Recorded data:
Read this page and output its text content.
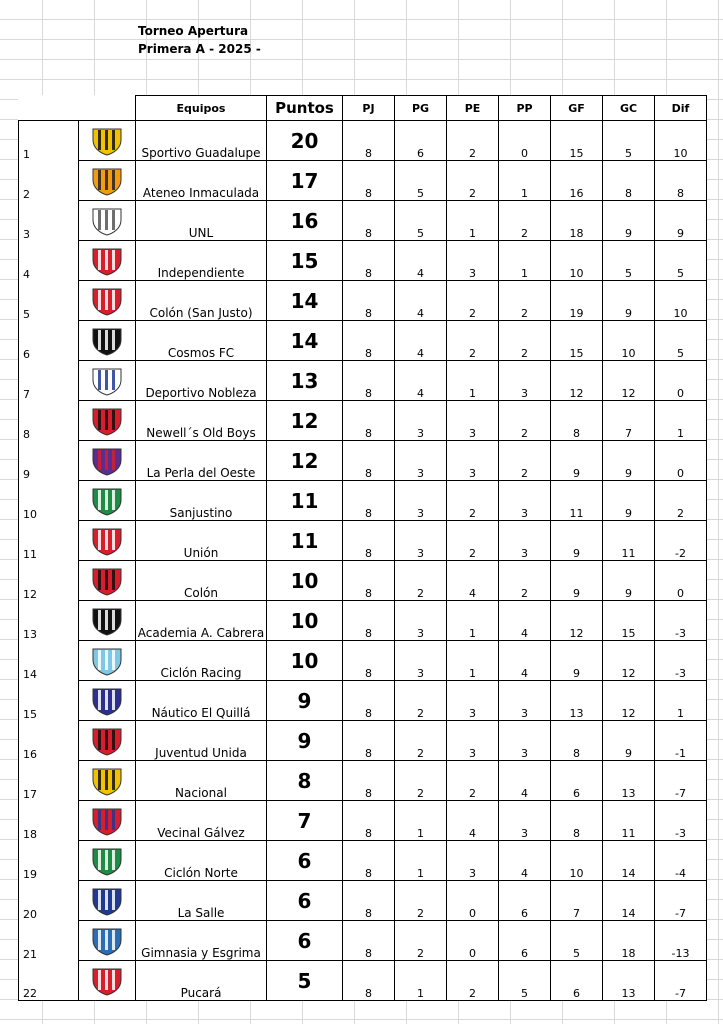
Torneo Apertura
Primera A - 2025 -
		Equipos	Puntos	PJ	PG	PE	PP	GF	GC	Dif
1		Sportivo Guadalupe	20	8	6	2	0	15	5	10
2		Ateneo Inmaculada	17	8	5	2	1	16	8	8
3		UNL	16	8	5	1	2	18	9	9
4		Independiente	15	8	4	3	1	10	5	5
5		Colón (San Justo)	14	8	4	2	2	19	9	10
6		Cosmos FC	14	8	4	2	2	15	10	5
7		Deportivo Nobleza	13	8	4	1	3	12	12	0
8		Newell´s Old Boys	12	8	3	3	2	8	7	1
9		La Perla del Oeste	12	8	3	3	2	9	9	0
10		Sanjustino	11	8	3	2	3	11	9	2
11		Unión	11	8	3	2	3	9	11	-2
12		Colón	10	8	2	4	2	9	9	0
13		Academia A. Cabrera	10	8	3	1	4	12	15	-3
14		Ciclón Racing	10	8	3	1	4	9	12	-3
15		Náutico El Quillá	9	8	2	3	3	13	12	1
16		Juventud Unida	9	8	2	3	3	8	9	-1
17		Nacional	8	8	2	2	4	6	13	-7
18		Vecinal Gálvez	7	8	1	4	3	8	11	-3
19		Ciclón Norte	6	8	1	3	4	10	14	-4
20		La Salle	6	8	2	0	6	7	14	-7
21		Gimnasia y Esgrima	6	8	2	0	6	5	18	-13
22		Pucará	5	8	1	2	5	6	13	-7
--
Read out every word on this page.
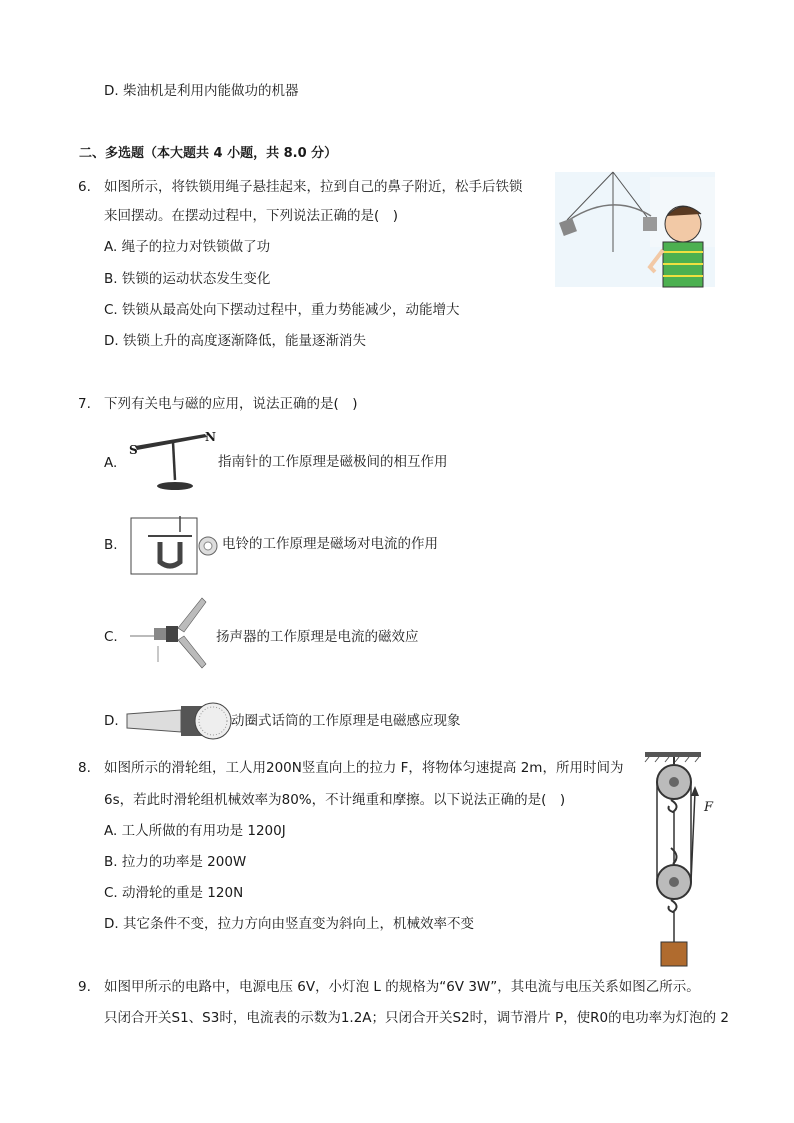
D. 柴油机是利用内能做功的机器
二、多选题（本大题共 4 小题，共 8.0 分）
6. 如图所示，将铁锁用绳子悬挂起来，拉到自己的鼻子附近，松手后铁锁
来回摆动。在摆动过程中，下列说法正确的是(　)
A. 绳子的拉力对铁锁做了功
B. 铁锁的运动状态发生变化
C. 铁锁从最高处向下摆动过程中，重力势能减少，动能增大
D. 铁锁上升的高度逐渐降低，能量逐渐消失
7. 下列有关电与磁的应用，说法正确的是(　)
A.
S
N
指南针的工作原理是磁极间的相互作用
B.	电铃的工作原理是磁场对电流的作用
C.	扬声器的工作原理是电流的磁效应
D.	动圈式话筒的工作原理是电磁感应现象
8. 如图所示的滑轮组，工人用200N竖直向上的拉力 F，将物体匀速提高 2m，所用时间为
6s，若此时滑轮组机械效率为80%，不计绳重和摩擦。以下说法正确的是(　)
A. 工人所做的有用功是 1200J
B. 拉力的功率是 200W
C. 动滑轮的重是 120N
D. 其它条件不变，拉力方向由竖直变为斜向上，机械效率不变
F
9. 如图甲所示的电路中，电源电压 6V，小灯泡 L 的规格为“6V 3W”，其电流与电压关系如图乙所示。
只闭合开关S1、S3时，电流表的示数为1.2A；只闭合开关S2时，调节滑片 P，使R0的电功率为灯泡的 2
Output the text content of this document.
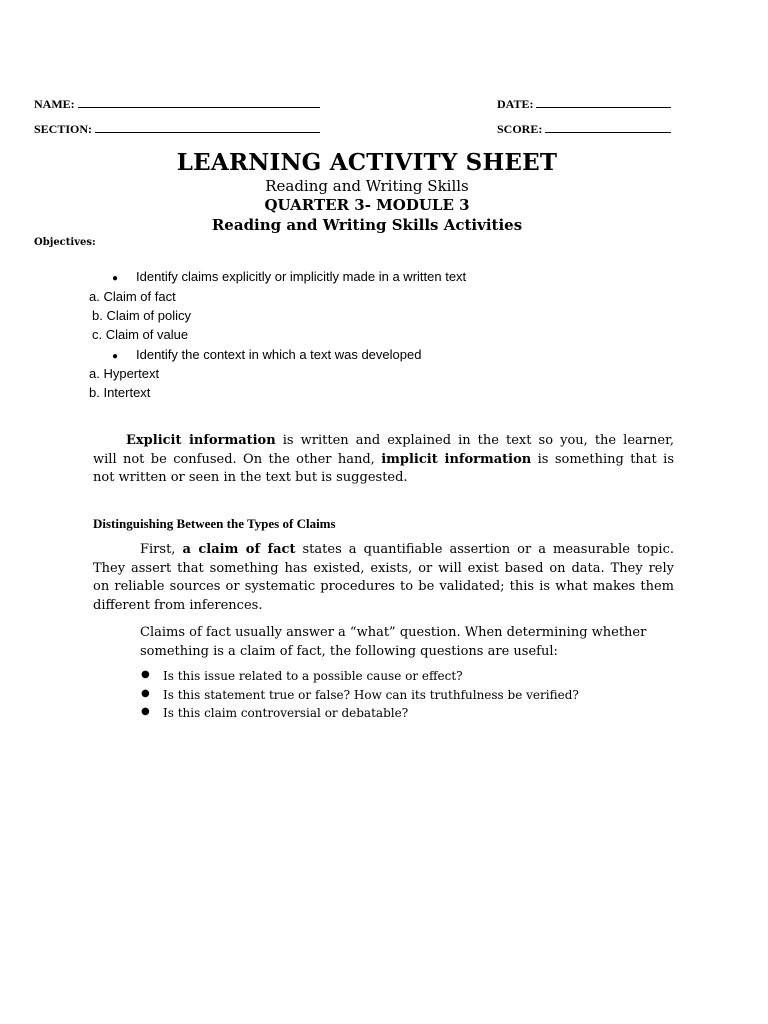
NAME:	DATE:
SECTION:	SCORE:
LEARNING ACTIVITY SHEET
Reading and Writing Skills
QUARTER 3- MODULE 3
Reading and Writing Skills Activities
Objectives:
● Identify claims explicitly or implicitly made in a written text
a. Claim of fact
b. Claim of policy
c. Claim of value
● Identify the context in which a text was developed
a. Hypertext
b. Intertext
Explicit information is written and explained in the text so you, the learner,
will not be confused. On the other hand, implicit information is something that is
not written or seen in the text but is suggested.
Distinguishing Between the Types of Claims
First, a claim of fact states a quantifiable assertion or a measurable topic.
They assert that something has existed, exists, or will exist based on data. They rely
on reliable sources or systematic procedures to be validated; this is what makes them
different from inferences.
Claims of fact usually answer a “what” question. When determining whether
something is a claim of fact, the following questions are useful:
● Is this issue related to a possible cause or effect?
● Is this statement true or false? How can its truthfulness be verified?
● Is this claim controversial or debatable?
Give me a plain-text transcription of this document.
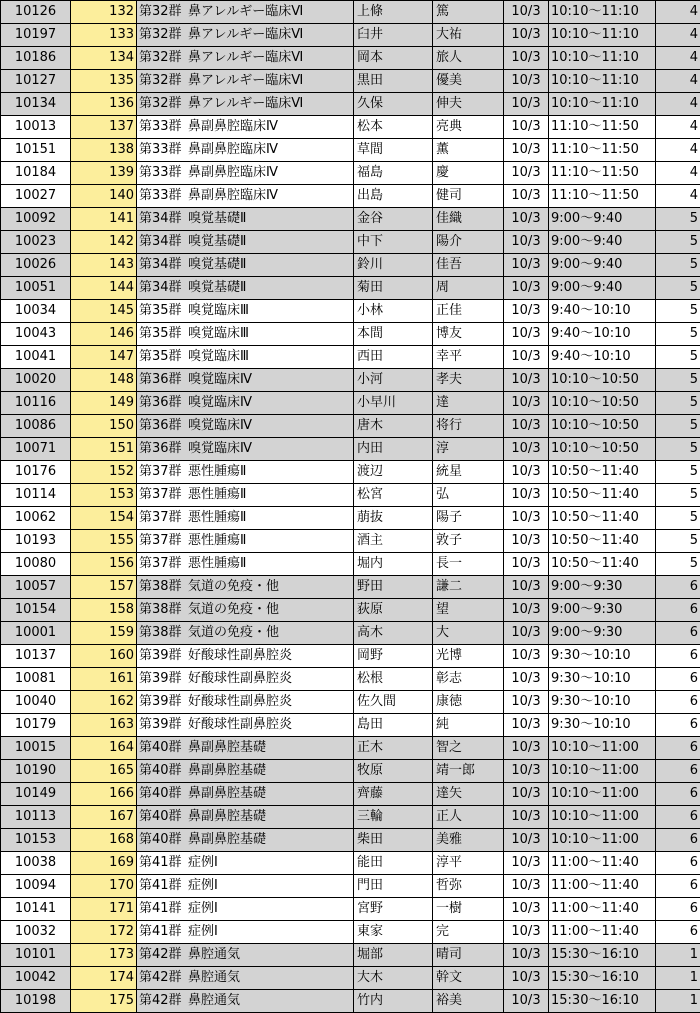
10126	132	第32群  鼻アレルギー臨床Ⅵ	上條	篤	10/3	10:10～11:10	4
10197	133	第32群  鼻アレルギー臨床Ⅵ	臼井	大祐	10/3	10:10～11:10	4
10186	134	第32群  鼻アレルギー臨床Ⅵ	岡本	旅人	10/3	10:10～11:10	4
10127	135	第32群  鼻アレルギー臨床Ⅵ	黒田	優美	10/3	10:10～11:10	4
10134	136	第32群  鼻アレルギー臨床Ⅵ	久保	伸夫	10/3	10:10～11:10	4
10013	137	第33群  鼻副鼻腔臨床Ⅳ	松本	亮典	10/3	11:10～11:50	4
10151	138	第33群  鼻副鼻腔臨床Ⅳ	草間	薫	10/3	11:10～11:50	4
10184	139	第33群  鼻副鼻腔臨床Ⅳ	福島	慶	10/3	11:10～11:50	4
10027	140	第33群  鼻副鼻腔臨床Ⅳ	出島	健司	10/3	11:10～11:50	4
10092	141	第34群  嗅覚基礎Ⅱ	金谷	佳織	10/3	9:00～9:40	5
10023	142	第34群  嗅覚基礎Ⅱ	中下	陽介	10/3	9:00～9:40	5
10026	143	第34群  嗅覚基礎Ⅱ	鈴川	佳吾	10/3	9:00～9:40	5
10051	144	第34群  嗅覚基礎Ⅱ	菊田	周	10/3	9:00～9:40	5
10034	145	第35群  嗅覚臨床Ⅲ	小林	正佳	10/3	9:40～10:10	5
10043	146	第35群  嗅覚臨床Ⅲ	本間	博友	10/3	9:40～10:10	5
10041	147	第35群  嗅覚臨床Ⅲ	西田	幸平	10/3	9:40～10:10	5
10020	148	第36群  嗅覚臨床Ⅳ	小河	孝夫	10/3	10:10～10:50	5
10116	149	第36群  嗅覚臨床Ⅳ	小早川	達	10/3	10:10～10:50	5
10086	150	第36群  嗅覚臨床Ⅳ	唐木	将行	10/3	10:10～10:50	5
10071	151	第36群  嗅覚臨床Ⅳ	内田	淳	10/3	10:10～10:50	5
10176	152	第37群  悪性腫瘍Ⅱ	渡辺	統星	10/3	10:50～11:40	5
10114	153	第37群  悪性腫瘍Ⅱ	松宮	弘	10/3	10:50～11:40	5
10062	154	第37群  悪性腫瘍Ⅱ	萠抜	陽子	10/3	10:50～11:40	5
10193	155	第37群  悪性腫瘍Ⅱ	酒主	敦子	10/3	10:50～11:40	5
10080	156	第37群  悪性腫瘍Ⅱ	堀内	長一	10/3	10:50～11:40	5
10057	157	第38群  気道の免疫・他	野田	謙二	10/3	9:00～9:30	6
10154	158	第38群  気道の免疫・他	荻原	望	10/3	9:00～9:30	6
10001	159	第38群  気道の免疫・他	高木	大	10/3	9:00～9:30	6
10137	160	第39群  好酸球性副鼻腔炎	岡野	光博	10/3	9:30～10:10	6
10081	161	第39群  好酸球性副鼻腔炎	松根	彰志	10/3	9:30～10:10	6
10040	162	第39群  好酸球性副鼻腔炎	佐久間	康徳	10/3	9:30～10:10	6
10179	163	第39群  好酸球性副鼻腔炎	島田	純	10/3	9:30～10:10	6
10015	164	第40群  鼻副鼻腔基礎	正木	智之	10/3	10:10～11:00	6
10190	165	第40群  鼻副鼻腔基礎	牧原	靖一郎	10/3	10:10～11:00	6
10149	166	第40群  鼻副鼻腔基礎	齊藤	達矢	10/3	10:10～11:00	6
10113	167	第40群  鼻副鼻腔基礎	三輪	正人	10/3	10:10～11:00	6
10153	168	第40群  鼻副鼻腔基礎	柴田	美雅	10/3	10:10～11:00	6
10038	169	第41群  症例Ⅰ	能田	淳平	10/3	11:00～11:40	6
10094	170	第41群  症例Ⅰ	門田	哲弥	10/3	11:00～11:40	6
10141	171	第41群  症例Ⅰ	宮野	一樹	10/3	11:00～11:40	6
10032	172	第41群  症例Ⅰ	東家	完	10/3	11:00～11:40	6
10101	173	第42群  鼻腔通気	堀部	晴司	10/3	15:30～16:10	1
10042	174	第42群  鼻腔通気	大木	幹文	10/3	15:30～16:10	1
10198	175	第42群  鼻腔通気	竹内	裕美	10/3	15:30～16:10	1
---
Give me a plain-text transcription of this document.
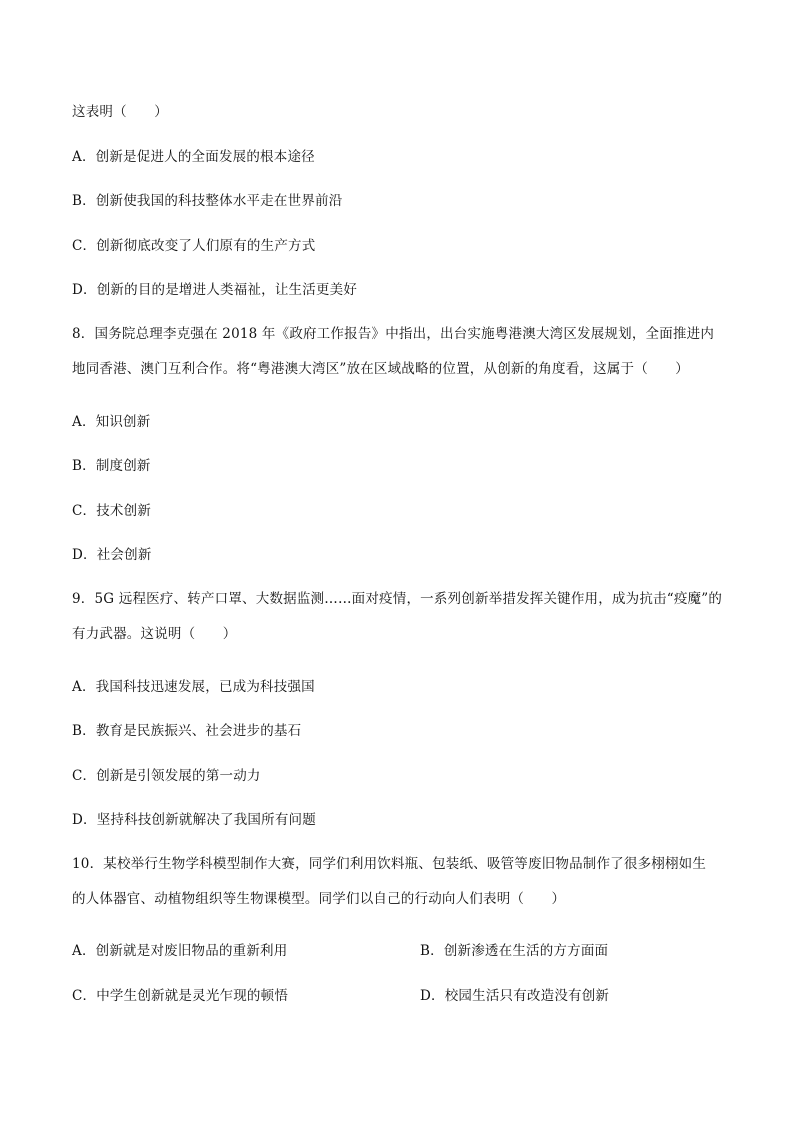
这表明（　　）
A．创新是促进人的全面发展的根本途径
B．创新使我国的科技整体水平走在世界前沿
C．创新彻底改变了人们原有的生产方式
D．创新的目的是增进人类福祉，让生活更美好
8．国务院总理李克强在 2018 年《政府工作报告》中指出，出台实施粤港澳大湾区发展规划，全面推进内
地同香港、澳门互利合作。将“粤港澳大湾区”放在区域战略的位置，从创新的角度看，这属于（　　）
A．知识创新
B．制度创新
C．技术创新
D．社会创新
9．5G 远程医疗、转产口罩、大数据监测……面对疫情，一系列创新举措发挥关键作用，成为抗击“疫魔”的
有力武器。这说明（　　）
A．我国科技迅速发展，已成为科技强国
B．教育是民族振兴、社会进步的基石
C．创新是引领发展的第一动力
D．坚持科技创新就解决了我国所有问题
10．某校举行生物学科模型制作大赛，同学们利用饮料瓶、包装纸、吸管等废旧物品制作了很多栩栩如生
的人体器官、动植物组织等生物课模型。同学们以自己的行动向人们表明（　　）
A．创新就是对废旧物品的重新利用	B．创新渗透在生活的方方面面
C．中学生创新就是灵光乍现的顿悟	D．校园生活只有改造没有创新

→ **Work instructions**:
Pull out all lines from the listing that contain the string "what".

→ **Finished exercise**:
on reliable sources or systematic procedures to be validated; this is what makes them
Claims of fact usually answer a “what” question. When determining whether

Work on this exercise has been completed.